Task objective => Make an exact copy of the records below, leaving every image out.

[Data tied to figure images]
[Start of section]
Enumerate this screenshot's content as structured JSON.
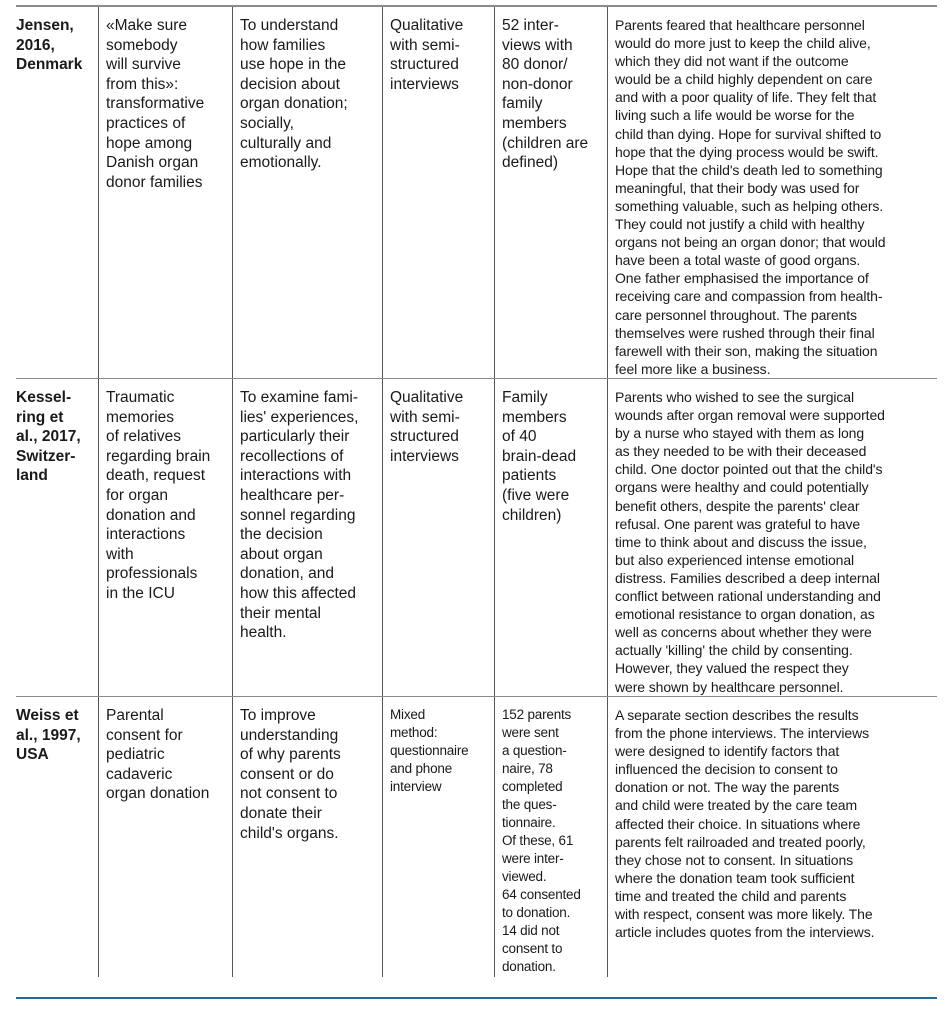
{
  "accent_color": "#1f6d94",
  "rows": [
    {
      "study": "Jensen,\n2016,\nDenmark",
      "title": "«Make sure\nsomebody\nwill survive\nfrom this»:\ntransformative\npractices of\nhope among\nDanish organ\ndonor families",
      "aim": "To understand\nhow families\nuse hope in the\ndecision about\norgan donation;\nsocially,\nculturally and\nemotionally.",
      "method": "Qualitative\nwith semi-\nstructured\ninterviews",
      "sample": "52 inter-\nviews with\n80 donor/\nnon-donor\nfamily\nmembers\n(children are\ndefined)",
      "findings": "Parents feared that healthcare personnel\nwould do more just to keep the child alive,\nwhich they did not want if the outcome\nwould be a child highly dependent on care\nand with a poor quality of life. They felt that\nliving such a life would be worse for the\nchild than dying. Hope for survival shifted to\nhope that the dying process would be swift.\nHope that the child's death led to something\nmeaningful, that their body was used for\nsomething valuable, such as helping others.\nThey could not justify a child with healthy\norgans not being an organ donor; that would\nhave been a total waste of good organs.\nOne father emphasised the importance of\nreceiving care and compassion from health-\ncare personnel throughout. The parents\nthemselves were rushed through their final\nfarewell with their son, making the situation\nfeel more like a business."
    },
    {
      "study": "Kessel-\nring et\nal., 2017,\nSwitzer-\nland",
      "title": "Traumatic\nmemories\nof relatives\nregarding brain\ndeath, request\nfor organ\ndonation and\ninteractions\nwith\nprofessionals\nin the ICU",
      "aim": "To examine fami-\nlies' experiences,\nparticularly their\nrecollections of\ninteractions with\nhealthcare per-\nsonnel regarding\nthe decision\nabout organ\ndonation, and\nhow this affected\ntheir mental\nhealth.",
      "method": "Qualitative\nwith semi-\nstructured\ninterviews",
      "sample": "Family\nmembers\nof 40\nbrain-dead\npatients\n(five were\nchildren)",
      "findings": "Parents who wished to see the surgical\nwounds after organ removal were supported\nby a nurse who stayed with them as long\nas they needed to be with their deceased\nchild. One doctor pointed out that the child's\norgans were healthy and could potentially\nbenefit others, despite the parents' clear\nrefusal. One parent was grateful to have\ntime to think about and discuss the issue,\nbut also experienced intense emotional\ndistress. Families described a deep internal\nconflict between rational understanding and\nemotional resistance to organ donation, as\nwell as concerns about whether they were\nactually 'killing' the child by consenting.\nHowever, they valued the respect they\nwere shown by healthcare personnel."
    },
    {
      "study": "Weiss et\nal., 1997,\nUSA",
      "title": "Parental\nconsent for\npediatric\ncadaveric\norgan donation",
      "aim": "To improve\nunderstanding\nof why parents\nconsent or do\nnot consent to\ndonate their\nchild's organs.",
      "method": "Mixed\nmethod:\nquestionnaire\nand phone\ninterview",
      "sample": "152 parents\nwere sent\na question-\nnaire, 78\ncompleted\nthe ques-\ntionnaire.\nOf these, 61\nwere inter-\nviewed.\n64 consented\nto donation.\n14 did not\nconsent to\ndonation.",
      "findings": "A separate section describes the results\nfrom the phone interviews. The interviews\nwere designed to identify factors that\ninfluenced the decision to consent to\ndonation or not. The way the parents\nand child were treated by the care team\naffected their choice. In situations where\nparents felt railroaded and treated poorly,\nthey chose not to consent. In situations\nwhere the donation team took sufficient\ntime and treated the child and parents\nwith respect, consent was more likely. The\narticle includes quotes from the interviews."
    }
  ]
}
[End of section]
Answer for this exercise =>
Enumerate this screenshot's content as structured JSON.
{
  "accent_color": "#1f6d94",
  "rows": [
    {
      "study": "Jensen,\n2016,\nDenmark",
      "title": "«Make sure\nsomebody\nwill survive\nfrom this»:\ntransformative\npractices of\nhope among\nDanish organ\ndonor families",
      "aim": "To understand\nhow families\nuse hope in the\ndecision about\norgan donation;\nsocially,\nculturally and\nemotionally.",
      "method": "Qualitative\nwith semi-\nstructured\ninterviews",
      "sample": "52 inter-\nviews with\n80 donor/\nnon-donor\nfamily\nmembers\n(children are\ndefined)",
      "findings": "Parents feared that healthcare personnel\nwould do more just to keep the child alive,\nwhich they did not want if the outcome\nwould be a child highly dependent on care\nand with a poor quality of life. They felt that\nliving such a life would be worse for the\nchild than dying. Hope for survival shifted to\nhope that the dying process would be swift.\nHope that the child's death led to something\nmeaningful, that their body was used for\nsomething valuable, such as helping others.\nThey could not justify a child with healthy\norgans not being an organ donor; that would\nhave been a total waste of good organs.\nOne father emphasised the importance of\nreceiving care and compassion from health-\ncare personnel throughout. The parents\nthemselves were rushed through their final\nfarewell with their son, making the situation\nfeel more like a business."
    },
    {
      "study": "Kessel-\nring et\nal., 2017,\nSwitzer-\nland",
      "title": "Traumatic\nmemories\nof relatives\nregarding brain\ndeath, request\nfor organ\ndonation and\ninteractions\nwith\nprofessionals\nin the ICU",
      "aim": "To examine fami-\nlies' experiences,\nparticularly their\nrecollections of\ninteractions with\nhealthcare per-\nsonnel regarding\nthe decision\nabout organ\ndonation, and\nhow this affected\ntheir mental\nhealth.",
      "method": "Qualitative\nwith semi-\nstructured\ninterviews",
      "sample": "Family\nmembers\nof 40\nbrain-dead\npatients\n(five were\nchildren)",
      "findings": "Parents who wished to see the surgical\nwounds after organ removal were supported\nby a nurse who stayed with them as long\nas they needed to be with their deceased\nchild. One doctor pointed out that the child's\norgans were healthy and could potentially\nbenefit others, despite the parents' clear\nrefusal. One parent was grateful to have\ntime to think about and discuss the issue,\nbut also experienced intense emotional\ndistress. Families described a deep internal\nconflict between rational understanding and\nemotional resistance to organ donation, as\nwell as concerns about whether they were\nactually 'killing' the child by consenting.\nHowever, they valued the respect they\nwere shown by healthcare personnel."
    },
    {
      "study": "Weiss et\nal., 1997,\nUSA",
      "title": "Parental\nconsent for\npediatric\ncadaveric\norgan donation",
      "aim": "To improve\nunderstanding\nof why parents\nconsent or do\nnot consent to\ndonate their\nchild's organs.",
      "method": "Mixed\nmethod:\nquestionnaire\nand phone\ninterview",
      "sample": "152 parents\nwere sent\na question-\nnaire, 78\ncompleted\nthe ques-\ntionnaire.\nOf these, 61\nwere inter-\nviewed.\n64 consented\nto donation.\n14 did not\nconsent to\ndonation.",
      "findings": "A separate section describes the results\nfrom the phone interviews. The interviews\nwere designed to identify factors that\ninfluenced the decision to consent to\ndonation or not. The way the parents\nand child were treated by the care team\naffected their choice. In situations where\nparents felt railroaded and treated poorly,\nthey chose not to consent. In situations\nwhere the donation team took sufficient\ntime and treated the child and parents\nwith respect, consent was more likely. The\narticle includes quotes from the interviews."
    }
  ]
}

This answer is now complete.